[SHORT TASK]: Identify the lines containing the word "Bristles". Copy each one.

[MATERIAL]:
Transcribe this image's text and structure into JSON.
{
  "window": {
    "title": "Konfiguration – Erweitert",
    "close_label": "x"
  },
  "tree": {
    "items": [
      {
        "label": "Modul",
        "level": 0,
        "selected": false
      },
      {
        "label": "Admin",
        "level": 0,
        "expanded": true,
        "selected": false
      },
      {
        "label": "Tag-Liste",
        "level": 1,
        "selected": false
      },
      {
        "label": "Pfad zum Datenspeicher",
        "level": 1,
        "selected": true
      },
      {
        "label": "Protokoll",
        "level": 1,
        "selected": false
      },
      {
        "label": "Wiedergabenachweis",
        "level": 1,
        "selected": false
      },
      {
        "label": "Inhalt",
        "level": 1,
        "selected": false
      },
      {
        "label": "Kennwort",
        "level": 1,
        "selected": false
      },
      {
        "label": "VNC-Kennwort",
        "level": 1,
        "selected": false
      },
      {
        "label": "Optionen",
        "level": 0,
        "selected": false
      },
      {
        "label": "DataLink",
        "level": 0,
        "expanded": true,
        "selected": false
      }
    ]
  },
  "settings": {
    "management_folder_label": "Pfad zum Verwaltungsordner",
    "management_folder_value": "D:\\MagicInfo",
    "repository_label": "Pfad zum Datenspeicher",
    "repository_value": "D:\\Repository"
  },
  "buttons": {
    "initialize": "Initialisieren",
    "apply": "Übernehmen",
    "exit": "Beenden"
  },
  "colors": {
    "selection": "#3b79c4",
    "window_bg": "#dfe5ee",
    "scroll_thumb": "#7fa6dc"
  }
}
...
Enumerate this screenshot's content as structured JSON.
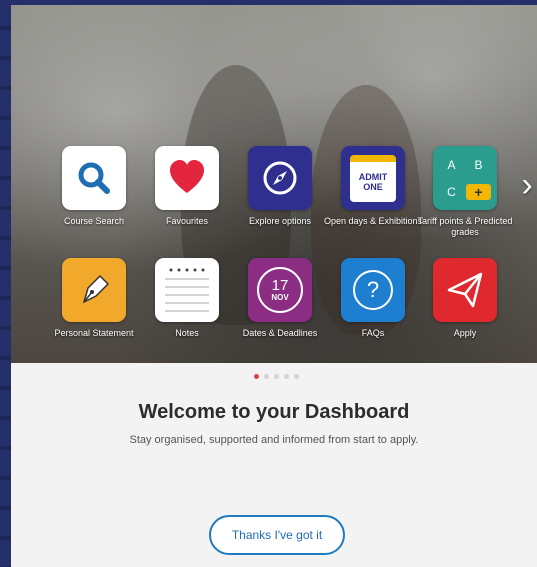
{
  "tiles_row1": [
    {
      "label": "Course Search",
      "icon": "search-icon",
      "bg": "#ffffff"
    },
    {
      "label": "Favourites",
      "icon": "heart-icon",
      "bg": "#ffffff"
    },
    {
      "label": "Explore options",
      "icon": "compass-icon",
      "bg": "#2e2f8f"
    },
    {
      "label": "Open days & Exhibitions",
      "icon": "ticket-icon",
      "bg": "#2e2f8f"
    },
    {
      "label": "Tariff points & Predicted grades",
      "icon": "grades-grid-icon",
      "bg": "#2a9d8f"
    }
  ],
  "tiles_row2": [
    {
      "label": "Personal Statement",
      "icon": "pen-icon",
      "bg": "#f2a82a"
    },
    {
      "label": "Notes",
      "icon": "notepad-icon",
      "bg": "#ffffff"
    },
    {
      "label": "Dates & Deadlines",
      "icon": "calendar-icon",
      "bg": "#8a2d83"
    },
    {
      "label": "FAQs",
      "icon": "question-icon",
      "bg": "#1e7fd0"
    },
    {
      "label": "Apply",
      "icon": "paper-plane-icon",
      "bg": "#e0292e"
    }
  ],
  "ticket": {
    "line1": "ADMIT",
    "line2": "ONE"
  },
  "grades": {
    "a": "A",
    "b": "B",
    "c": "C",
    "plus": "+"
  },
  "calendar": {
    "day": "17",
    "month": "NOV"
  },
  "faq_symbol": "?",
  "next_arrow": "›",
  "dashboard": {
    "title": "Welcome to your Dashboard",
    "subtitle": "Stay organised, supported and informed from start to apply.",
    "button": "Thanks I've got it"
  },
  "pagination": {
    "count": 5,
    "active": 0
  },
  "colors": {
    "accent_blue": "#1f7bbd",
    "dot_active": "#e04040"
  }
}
==
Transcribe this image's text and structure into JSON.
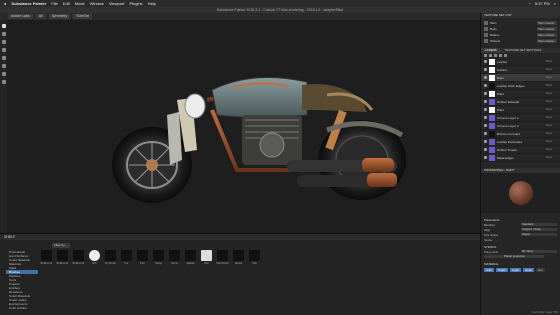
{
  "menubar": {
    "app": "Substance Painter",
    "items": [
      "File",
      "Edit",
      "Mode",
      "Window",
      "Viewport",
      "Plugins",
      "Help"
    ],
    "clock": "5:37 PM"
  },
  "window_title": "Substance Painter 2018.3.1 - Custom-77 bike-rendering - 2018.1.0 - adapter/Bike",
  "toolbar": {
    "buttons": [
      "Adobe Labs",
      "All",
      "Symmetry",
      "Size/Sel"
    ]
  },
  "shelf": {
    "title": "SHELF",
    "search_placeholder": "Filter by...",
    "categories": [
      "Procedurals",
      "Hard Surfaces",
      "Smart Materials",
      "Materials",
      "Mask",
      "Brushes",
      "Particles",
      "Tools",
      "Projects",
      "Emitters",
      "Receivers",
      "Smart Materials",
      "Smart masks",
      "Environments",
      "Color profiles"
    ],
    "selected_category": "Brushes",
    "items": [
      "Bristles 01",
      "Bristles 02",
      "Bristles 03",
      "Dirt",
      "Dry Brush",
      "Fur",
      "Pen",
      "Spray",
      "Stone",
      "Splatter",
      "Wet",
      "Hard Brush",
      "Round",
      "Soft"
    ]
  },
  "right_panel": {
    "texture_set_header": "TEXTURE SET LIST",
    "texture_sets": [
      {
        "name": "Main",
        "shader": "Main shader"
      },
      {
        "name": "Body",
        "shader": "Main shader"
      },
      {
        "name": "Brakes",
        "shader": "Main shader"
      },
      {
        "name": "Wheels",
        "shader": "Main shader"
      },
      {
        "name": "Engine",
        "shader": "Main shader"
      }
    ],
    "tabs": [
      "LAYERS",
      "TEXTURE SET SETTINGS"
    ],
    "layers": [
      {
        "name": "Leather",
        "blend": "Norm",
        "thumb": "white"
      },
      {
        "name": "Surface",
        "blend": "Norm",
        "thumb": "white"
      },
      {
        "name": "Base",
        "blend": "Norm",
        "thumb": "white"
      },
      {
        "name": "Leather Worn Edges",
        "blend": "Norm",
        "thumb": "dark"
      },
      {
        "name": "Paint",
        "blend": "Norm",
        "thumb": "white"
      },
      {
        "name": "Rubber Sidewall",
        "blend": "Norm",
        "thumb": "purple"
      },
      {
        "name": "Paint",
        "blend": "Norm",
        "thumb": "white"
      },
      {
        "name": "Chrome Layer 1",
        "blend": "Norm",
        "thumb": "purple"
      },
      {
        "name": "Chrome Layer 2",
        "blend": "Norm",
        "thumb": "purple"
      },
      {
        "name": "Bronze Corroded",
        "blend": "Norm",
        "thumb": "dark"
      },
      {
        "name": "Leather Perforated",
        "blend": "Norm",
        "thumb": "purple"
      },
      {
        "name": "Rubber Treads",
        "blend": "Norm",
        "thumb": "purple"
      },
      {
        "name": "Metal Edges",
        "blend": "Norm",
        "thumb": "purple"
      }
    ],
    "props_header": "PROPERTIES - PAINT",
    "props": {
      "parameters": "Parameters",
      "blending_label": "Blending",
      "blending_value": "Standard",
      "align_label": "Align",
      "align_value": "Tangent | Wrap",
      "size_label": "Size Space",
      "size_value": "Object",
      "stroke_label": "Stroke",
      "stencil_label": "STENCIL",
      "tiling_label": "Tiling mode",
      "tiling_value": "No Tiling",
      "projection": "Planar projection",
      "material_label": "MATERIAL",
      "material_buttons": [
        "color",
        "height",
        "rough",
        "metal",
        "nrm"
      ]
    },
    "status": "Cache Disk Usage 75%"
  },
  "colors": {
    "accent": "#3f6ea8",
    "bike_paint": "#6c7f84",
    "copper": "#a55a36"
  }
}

[SOLUTION TO THIS PROBLEM]:
      "Bristles 01",
      "Bristles 02",
      "Bristles 03",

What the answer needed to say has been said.